TASK STATEMENT
The records below are split into lines. How many of those lines contain the string "this"? Reply with the number only.

++++ PROVIDED RECORDS

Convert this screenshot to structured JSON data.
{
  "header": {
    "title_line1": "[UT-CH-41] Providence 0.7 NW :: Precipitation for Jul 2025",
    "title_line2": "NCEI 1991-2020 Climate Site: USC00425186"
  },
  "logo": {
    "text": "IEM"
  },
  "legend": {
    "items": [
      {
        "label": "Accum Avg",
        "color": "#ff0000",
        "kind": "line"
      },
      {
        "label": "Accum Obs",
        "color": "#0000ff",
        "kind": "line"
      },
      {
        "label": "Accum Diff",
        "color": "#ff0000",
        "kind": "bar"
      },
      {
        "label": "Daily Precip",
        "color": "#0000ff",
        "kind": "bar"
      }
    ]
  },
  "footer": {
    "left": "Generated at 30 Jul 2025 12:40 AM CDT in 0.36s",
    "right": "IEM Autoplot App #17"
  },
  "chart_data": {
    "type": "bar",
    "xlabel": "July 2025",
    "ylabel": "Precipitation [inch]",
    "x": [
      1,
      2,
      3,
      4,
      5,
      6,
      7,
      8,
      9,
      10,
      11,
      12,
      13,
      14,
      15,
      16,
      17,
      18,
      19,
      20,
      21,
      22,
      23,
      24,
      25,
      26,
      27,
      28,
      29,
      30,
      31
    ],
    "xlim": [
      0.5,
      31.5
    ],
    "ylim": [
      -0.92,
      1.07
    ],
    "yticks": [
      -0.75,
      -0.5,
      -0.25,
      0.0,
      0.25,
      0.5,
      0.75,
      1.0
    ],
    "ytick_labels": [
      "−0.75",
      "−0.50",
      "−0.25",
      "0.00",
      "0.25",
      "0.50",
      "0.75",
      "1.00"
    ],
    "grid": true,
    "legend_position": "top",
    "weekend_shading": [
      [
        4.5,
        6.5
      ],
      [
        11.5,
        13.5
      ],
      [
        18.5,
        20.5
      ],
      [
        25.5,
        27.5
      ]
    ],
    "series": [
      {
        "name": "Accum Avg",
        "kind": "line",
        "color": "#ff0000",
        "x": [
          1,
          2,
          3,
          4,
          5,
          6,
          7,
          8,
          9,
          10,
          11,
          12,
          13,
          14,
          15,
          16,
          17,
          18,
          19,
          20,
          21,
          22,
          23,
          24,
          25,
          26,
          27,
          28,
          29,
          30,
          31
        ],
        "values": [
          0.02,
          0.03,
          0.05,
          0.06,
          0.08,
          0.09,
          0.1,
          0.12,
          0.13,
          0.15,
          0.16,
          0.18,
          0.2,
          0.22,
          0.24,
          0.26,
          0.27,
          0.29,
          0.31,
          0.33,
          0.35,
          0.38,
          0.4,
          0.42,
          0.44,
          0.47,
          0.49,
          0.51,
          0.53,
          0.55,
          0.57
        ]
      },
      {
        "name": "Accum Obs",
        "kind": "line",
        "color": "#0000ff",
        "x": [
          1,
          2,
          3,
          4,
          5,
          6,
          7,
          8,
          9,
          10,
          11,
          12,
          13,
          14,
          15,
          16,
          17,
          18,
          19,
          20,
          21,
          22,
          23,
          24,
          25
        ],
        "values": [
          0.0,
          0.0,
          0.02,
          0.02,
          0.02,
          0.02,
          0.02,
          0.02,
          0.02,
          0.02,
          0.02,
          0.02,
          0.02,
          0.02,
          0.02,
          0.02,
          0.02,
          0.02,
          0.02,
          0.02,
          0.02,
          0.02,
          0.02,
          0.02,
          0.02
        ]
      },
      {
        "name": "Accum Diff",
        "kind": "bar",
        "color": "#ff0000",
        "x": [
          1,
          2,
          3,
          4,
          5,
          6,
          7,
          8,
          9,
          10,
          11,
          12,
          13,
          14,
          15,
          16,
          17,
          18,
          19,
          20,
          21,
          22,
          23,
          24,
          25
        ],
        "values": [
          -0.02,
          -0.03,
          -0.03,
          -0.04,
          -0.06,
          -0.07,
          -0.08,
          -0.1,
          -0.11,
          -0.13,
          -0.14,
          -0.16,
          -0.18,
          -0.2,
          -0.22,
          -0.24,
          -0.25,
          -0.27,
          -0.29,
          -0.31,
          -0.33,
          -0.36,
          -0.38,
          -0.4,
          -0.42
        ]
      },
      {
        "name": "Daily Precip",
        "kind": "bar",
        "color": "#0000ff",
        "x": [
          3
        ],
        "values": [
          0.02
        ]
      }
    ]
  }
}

++++++++
++++ PROVIDED RECORDS

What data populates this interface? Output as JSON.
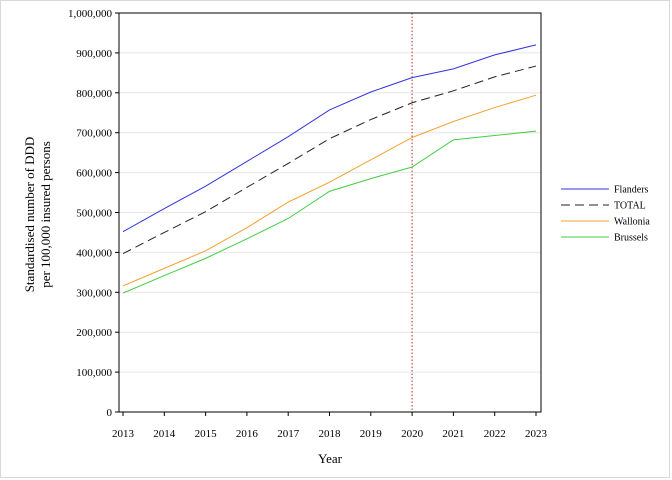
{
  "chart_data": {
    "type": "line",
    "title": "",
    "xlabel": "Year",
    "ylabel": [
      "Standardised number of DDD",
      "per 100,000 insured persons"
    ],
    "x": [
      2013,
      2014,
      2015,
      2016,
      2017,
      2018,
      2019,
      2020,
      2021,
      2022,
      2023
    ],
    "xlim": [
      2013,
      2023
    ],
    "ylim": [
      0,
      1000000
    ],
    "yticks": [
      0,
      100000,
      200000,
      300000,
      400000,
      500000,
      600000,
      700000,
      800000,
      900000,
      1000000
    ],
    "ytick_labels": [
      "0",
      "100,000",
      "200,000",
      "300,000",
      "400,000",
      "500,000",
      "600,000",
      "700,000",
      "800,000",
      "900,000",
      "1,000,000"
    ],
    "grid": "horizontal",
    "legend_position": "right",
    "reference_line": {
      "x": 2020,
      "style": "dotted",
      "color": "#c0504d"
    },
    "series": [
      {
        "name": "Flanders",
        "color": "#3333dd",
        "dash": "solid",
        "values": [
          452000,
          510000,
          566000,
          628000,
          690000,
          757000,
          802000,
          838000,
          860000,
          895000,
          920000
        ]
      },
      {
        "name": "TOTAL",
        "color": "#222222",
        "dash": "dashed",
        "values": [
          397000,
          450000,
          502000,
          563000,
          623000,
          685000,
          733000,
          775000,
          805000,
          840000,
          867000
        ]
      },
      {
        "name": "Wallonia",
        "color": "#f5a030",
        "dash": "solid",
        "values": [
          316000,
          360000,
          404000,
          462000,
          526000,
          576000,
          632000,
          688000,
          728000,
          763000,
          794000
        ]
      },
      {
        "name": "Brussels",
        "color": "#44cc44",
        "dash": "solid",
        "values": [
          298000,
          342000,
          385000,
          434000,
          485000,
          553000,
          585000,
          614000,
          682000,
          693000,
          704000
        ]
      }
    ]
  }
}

++++++++

FULL RESPONSE
2